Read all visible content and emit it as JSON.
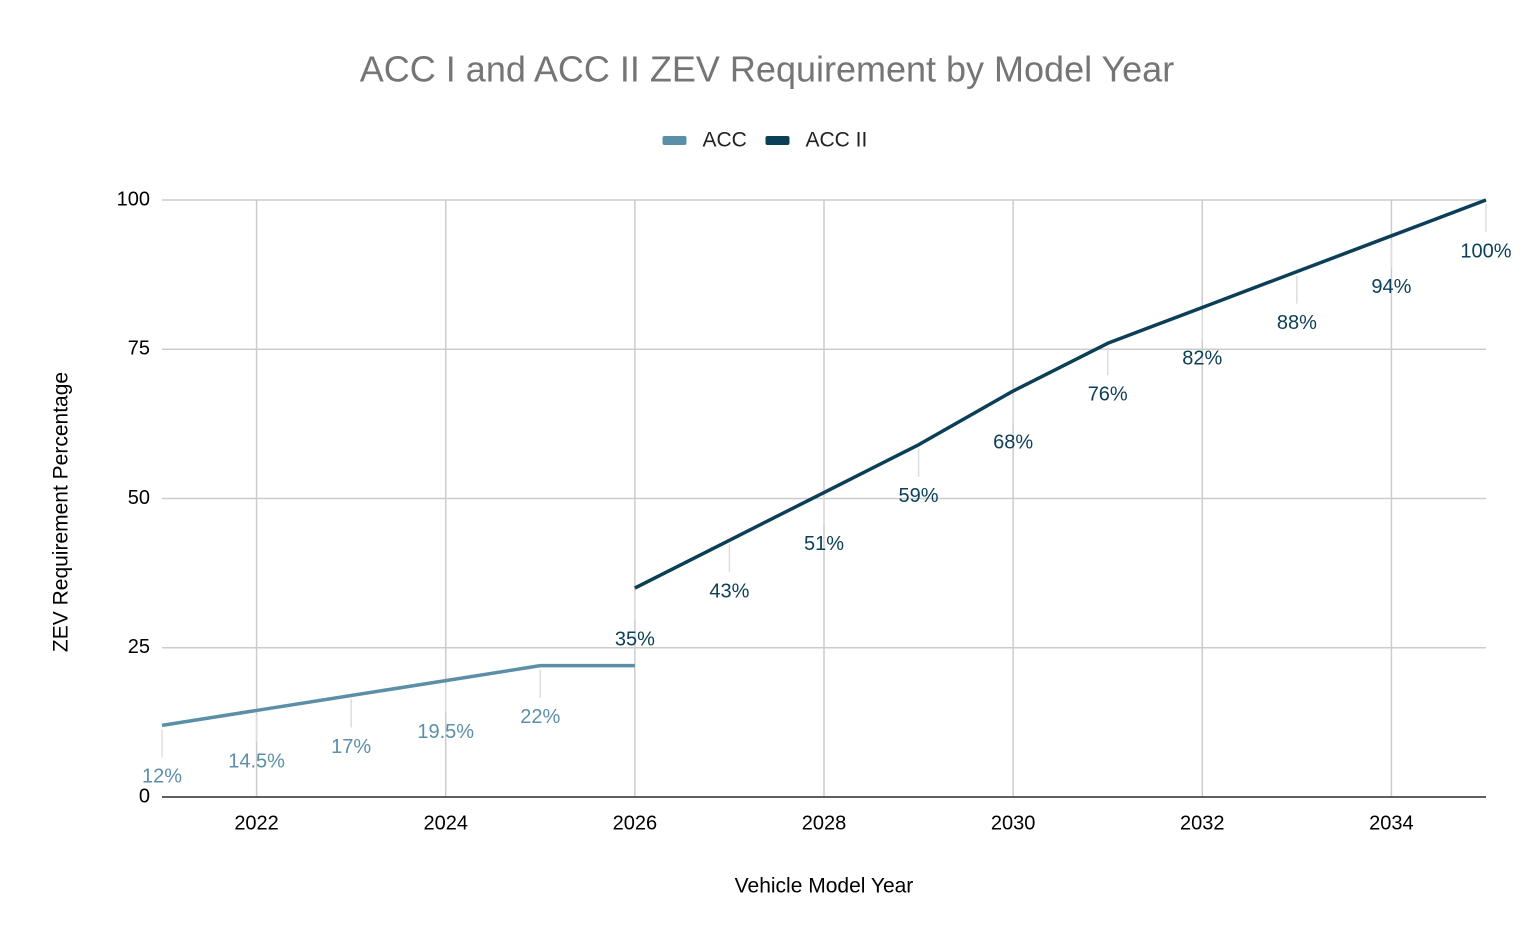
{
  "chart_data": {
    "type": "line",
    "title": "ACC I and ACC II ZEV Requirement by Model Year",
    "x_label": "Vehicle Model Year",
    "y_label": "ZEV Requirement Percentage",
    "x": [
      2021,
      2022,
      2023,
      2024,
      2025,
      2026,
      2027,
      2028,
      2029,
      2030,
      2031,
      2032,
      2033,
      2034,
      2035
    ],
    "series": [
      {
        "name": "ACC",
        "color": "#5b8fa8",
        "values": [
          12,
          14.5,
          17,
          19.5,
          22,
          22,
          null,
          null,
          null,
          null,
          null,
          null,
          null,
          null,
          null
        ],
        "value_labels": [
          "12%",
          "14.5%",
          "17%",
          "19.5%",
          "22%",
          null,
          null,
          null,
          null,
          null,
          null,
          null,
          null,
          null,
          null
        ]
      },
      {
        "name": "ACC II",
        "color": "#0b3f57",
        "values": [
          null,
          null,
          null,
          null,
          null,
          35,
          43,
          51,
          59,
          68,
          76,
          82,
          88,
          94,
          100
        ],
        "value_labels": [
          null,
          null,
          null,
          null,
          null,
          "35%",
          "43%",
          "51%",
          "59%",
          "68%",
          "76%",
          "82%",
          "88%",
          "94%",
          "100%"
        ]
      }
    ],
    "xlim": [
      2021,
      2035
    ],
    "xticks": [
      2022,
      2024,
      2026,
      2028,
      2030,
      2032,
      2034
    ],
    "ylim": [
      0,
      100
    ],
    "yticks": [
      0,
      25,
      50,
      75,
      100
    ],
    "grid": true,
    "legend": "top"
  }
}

- - - -

Direction: Output the material word for word, omitting its pictures.

Completed task:
Read all visible content and emit it as JSON.
{
  "chart_data": {
    "type": "line",
    "title": "ACC I and ACC II ZEV Requirement by Model Year",
    "x_label": "Vehicle Model Year",
    "y_label": "ZEV Requirement Percentage",
    "x": [
      2021,
      2022,
      2023,
      2024,
      2025,
      2026,
      2027,
      2028,
      2029,
      2030,
      2031,
      2032,
      2033,
      2034,
      2035
    ],
    "series": [
      {
        "name": "ACC",
        "color": "#5b8fa8",
        "values": [
          12,
          14.5,
          17,
          19.5,
          22,
          22,
          null,
          null,
          null,
          null,
          null,
          null,
          null,
          null,
          null
        ],
        "value_labels": [
          "12%",
          "14.5%",
          "17%",
          "19.5%",
          "22%",
          null,
          null,
          null,
          null,
          null,
          null,
          null,
          null,
          null,
          null
        ]
      },
      {
        "name": "ACC II",
        "color": "#0b3f57",
        "values": [
          null,
          null,
          null,
          null,
          null,
          35,
          43,
          51,
          59,
          68,
          76,
          82,
          88,
          94,
          100
        ],
        "value_labels": [
          null,
          null,
          null,
          null,
          null,
          "35%",
          "43%",
          "51%",
          "59%",
          "68%",
          "76%",
          "82%",
          "88%",
          "94%",
          "100%"
        ]
      }
    ],
    "xlim": [
      2021,
      2035
    ],
    "xticks": [
      2022,
      2024,
      2026,
      2028,
      2030,
      2032,
      2034
    ],
    "ylim": [
      0,
      100
    ],
    "yticks": [
      0,
      25,
      50,
      75,
      100
    ],
    "grid": true,
    "legend": "top"
  }
}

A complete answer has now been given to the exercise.